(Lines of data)
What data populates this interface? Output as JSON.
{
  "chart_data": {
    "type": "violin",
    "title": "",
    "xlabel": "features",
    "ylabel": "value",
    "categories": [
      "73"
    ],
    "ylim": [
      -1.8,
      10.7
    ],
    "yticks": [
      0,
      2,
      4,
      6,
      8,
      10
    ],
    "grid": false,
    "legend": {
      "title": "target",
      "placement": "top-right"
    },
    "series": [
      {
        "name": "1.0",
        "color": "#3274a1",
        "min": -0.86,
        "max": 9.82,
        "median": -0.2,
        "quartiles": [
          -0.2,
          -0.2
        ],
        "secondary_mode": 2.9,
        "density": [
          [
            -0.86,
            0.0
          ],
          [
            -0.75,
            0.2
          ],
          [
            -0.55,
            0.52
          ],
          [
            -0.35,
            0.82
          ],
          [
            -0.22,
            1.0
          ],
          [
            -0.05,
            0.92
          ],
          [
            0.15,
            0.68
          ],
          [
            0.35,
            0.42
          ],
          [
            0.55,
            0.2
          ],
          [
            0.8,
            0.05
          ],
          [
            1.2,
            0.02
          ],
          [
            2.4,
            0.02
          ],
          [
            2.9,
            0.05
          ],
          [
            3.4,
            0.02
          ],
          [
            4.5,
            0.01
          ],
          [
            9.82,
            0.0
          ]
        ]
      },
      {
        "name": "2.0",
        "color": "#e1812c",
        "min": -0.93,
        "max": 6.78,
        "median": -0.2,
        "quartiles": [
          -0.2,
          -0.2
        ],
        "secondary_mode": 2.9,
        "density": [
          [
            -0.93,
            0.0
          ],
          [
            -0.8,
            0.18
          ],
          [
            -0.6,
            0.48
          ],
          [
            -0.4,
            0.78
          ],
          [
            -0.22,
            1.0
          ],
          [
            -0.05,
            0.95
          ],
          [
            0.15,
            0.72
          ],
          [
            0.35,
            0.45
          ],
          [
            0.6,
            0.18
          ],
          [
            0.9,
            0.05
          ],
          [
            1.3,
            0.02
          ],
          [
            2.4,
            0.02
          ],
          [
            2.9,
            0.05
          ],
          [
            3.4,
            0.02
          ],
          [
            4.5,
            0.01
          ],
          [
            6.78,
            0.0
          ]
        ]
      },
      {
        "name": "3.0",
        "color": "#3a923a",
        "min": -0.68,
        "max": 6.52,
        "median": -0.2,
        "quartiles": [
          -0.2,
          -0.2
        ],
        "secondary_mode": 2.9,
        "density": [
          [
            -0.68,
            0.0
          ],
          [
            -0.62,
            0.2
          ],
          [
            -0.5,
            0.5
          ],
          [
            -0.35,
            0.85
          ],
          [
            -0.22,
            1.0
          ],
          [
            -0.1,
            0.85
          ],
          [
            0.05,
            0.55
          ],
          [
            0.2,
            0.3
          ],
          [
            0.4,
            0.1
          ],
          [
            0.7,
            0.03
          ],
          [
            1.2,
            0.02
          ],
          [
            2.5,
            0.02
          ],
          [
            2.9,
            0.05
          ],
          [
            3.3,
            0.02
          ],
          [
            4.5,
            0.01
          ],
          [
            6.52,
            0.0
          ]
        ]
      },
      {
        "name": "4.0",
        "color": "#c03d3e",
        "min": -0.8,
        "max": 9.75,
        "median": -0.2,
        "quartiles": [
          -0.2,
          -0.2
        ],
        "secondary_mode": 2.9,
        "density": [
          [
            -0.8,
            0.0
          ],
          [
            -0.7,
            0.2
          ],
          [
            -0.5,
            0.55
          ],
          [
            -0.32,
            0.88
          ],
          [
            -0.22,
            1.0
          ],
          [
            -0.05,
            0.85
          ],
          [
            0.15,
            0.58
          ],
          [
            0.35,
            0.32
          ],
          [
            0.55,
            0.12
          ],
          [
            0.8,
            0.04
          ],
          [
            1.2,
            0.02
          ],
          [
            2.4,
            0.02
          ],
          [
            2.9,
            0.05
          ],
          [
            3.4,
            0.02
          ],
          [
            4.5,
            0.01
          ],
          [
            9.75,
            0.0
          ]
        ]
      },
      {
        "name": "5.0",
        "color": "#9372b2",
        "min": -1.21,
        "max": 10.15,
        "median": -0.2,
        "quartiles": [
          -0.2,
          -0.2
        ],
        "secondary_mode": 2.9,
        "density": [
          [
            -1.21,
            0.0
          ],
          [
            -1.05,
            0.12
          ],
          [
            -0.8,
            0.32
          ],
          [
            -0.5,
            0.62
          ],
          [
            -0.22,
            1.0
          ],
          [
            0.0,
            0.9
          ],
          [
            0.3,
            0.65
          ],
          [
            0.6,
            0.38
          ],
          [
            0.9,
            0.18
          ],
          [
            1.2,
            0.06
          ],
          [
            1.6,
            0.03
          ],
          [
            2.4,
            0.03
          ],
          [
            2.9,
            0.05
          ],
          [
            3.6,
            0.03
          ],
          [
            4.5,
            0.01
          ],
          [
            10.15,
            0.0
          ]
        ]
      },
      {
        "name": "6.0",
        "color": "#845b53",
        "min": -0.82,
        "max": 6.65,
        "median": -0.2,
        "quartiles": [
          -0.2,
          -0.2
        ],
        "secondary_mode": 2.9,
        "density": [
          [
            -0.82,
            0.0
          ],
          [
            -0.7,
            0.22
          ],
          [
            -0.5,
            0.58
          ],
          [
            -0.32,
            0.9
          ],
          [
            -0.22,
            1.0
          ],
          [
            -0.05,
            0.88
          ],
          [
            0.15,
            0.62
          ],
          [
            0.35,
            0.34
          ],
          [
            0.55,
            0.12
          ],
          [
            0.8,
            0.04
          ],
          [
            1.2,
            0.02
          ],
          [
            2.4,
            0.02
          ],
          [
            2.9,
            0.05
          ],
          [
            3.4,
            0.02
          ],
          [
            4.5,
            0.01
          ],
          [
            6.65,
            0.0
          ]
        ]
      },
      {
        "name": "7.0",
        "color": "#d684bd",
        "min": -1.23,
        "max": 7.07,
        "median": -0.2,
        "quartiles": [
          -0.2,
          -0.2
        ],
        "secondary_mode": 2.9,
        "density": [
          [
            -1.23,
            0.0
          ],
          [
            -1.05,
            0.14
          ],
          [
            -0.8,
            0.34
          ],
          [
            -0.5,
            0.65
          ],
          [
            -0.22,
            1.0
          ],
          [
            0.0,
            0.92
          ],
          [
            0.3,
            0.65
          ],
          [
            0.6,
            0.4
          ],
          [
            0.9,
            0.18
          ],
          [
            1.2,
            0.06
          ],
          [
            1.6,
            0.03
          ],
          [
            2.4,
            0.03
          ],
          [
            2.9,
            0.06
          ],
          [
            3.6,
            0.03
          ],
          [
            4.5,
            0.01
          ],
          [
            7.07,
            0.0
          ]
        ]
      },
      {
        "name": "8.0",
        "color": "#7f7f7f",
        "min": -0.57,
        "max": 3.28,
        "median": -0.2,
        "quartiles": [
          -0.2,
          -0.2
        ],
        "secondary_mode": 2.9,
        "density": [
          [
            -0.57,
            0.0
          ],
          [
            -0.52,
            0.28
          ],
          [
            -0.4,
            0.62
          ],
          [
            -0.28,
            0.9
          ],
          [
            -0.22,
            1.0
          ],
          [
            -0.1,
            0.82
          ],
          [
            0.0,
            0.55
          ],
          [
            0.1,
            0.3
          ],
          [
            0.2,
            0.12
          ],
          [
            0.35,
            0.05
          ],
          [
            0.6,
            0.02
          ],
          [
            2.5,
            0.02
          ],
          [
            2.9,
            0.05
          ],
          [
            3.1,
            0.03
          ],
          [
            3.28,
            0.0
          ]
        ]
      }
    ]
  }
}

**WORK TO BE COMPLETED:** Please set down all the data word for word.

**SOLVED PROBLEM:**
What data populates this interface? Output as JSON.
{
  "chart_data": {
    "type": "violin",
    "title": "",
    "xlabel": "features",
    "ylabel": "value",
    "categories": [
      "73"
    ],
    "ylim": [
      -1.8,
      10.7
    ],
    "yticks": [
      0,
      2,
      4,
      6,
      8,
      10
    ],
    "grid": false,
    "legend": {
      "title": "target",
      "placement": "top-right"
    },
    "series": [
      {
        "name": "1.0",
        "color": "#3274a1",
        "min": -0.86,
        "max": 9.82,
        "median": -0.2,
        "quartiles": [
          -0.2,
          -0.2
        ],
        "secondary_mode": 2.9,
        "density": [
          [
            -0.86,
            0.0
          ],
          [
            -0.75,
            0.2
          ],
          [
            -0.55,
            0.52
          ],
          [
            -0.35,
            0.82
          ],
          [
            -0.22,
            1.0
          ],
          [
            -0.05,
            0.92
          ],
          [
            0.15,
            0.68
          ],
          [
            0.35,
            0.42
          ],
          [
            0.55,
            0.2
          ],
          [
            0.8,
            0.05
          ],
          [
            1.2,
            0.02
          ],
          [
            2.4,
            0.02
          ],
          [
            2.9,
            0.05
          ],
          [
            3.4,
            0.02
          ],
          [
            4.5,
            0.01
          ],
          [
            9.82,
            0.0
          ]
        ]
      },
      {
        "name": "2.0",
        "color": "#e1812c",
        "min": -0.93,
        "max": 6.78,
        "median": -0.2,
        "quartiles": [
          -0.2,
          -0.2
        ],
        "secondary_mode": 2.9,
        "density": [
          [
            -0.93,
            0.0
          ],
          [
            -0.8,
            0.18
          ],
          [
            -0.6,
            0.48
          ],
          [
            -0.4,
            0.78
          ],
          [
            -0.22,
            1.0
          ],
          [
            -0.05,
            0.95
          ],
          [
            0.15,
            0.72
          ],
          [
            0.35,
            0.45
          ],
          [
            0.6,
            0.18
          ],
          [
            0.9,
            0.05
          ],
          [
            1.3,
            0.02
          ],
          [
            2.4,
            0.02
          ],
          [
            2.9,
            0.05
          ],
          [
            3.4,
            0.02
          ],
          [
            4.5,
            0.01
          ],
          [
            6.78,
            0.0
          ]
        ]
      },
      {
        "name": "3.0",
        "color": "#3a923a",
        "min": -0.68,
        "max": 6.52,
        "median": -0.2,
        "quartiles": [
          -0.2,
          -0.2
        ],
        "secondary_mode": 2.9,
        "density": [
          [
            -0.68,
            0.0
          ],
          [
            -0.62,
            0.2
          ],
          [
            -0.5,
            0.5
          ],
          [
            -0.35,
            0.85
          ],
          [
            -0.22,
            1.0
          ],
          [
            -0.1,
            0.85
          ],
          [
            0.05,
            0.55
          ],
          [
            0.2,
            0.3
          ],
          [
            0.4,
            0.1
          ],
          [
            0.7,
            0.03
          ],
          [
            1.2,
            0.02
          ],
          [
            2.5,
            0.02
          ],
          [
            2.9,
            0.05
          ],
          [
            3.3,
            0.02
          ],
          [
            4.5,
            0.01
          ],
          [
            6.52,
            0.0
          ]
        ]
      },
      {
        "name": "4.0",
        "color": "#c03d3e",
        "min": -0.8,
        "max": 9.75,
        "median": -0.2,
        "quartiles": [
          -0.2,
          -0.2
        ],
        "secondary_mode": 2.9,
        "density": [
          [
            -0.8,
            0.0
          ],
          [
            -0.7,
            0.2
          ],
          [
            -0.5,
            0.55
          ],
          [
            -0.32,
            0.88
          ],
          [
            -0.22,
            1.0
          ],
          [
            -0.05,
            0.85
          ],
          [
            0.15,
            0.58
          ],
          [
            0.35,
            0.32
          ],
          [
            0.55,
            0.12
          ],
          [
            0.8,
            0.04
          ],
          [
            1.2,
            0.02
          ],
          [
            2.4,
            0.02
          ],
          [
            2.9,
            0.05
          ],
          [
            3.4,
            0.02
          ],
          [
            4.5,
            0.01
          ],
          [
            9.75,
            0.0
          ]
        ]
      },
      {
        "name": "5.0",
        "color": "#9372b2",
        "min": -1.21,
        "max": 10.15,
        "median": -0.2,
        "quartiles": [
          -0.2,
          -0.2
        ],
        "secondary_mode": 2.9,
        "density": [
          [
            -1.21,
            0.0
          ],
          [
            -1.05,
            0.12
          ],
          [
            -0.8,
            0.32
          ],
          [
            -0.5,
            0.62
          ],
          [
            -0.22,
            1.0
          ],
          [
            0.0,
            0.9
          ],
          [
            0.3,
            0.65
          ],
          [
            0.6,
            0.38
          ],
          [
            0.9,
            0.18
          ],
          [
            1.2,
            0.06
          ],
          [
            1.6,
            0.03
          ],
          [
            2.4,
            0.03
          ],
          [
            2.9,
            0.05
          ],
          [
            3.6,
            0.03
          ],
          [
            4.5,
            0.01
          ],
          [
            10.15,
            0.0
          ]
        ]
      },
      {
        "name": "6.0",
        "color": "#845b53",
        "min": -0.82,
        "max": 6.65,
        "median": -0.2,
        "quartiles": [
          -0.2,
          -0.2
        ],
        "secondary_mode": 2.9,
        "density": [
          [
            -0.82,
            0.0
          ],
          [
            -0.7,
            0.22
          ],
          [
            -0.5,
            0.58
          ],
          [
            -0.32,
            0.9
          ],
          [
            -0.22,
            1.0
          ],
          [
            -0.05,
            0.88
          ],
          [
            0.15,
            0.62
          ],
          [
            0.35,
            0.34
          ],
          [
            0.55,
            0.12
          ],
          [
            0.8,
            0.04
          ],
          [
            1.2,
            0.02
          ],
          [
            2.4,
            0.02
          ],
          [
            2.9,
            0.05
          ],
          [
            3.4,
            0.02
          ],
          [
            4.5,
            0.01
          ],
          [
            6.65,
            0.0
          ]
        ]
      },
      {
        "name": "7.0",
        "color": "#d684bd",
        "min": -1.23,
        "max": 7.07,
        "median": -0.2,
        "quartiles": [
          -0.2,
          -0.2
        ],
        "secondary_mode": 2.9,
        "density": [
          [
            -1.23,
            0.0
          ],
          [
            -1.05,
            0.14
          ],
          [
            -0.8,
            0.34
          ],
          [
            -0.5,
            0.65
          ],
          [
            -0.22,
            1.0
          ],
          [
            0.0,
            0.92
          ],
          [
            0.3,
            0.65
          ],
          [
            0.6,
            0.4
          ],
          [
            0.9,
            0.18
          ],
          [
            1.2,
            0.06
          ],
          [
            1.6,
            0.03
          ],
          [
            2.4,
            0.03
          ],
          [
            2.9,
            0.06
          ],
          [
            3.6,
            0.03
          ],
          [
            4.5,
            0.01
          ],
          [
            7.07,
            0.0
          ]
        ]
      },
      {
        "name": "8.0",
        "color": "#7f7f7f",
        "min": -0.57,
        "max": 3.28,
        "median": -0.2,
        "quartiles": [
          -0.2,
          -0.2
        ],
        "secondary_mode": 2.9,
        "density": [
          [
            -0.57,
            0.0
          ],
          [
            -0.52,
            0.28
          ],
          [
            -0.4,
            0.62
          ],
          [
            -0.28,
            0.9
          ],
          [
            -0.22,
            1.0
          ],
          [
            -0.1,
            0.82
          ],
          [
            0.0,
            0.55
          ],
          [
            0.1,
            0.3
          ],
          [
            0.2,
            0.12
          ],
          [
            0.35,
            0.05
          ],
          [
            0.6,
            0.02
          ],
          [
            2.5,
            0.02
          ],
          [
            2.9,
            0.05
          ],
          [
            3.1,
            0.03
          ],
          [
            3.28,
            0.0
          ]
        ]
      }
    ]
  }
}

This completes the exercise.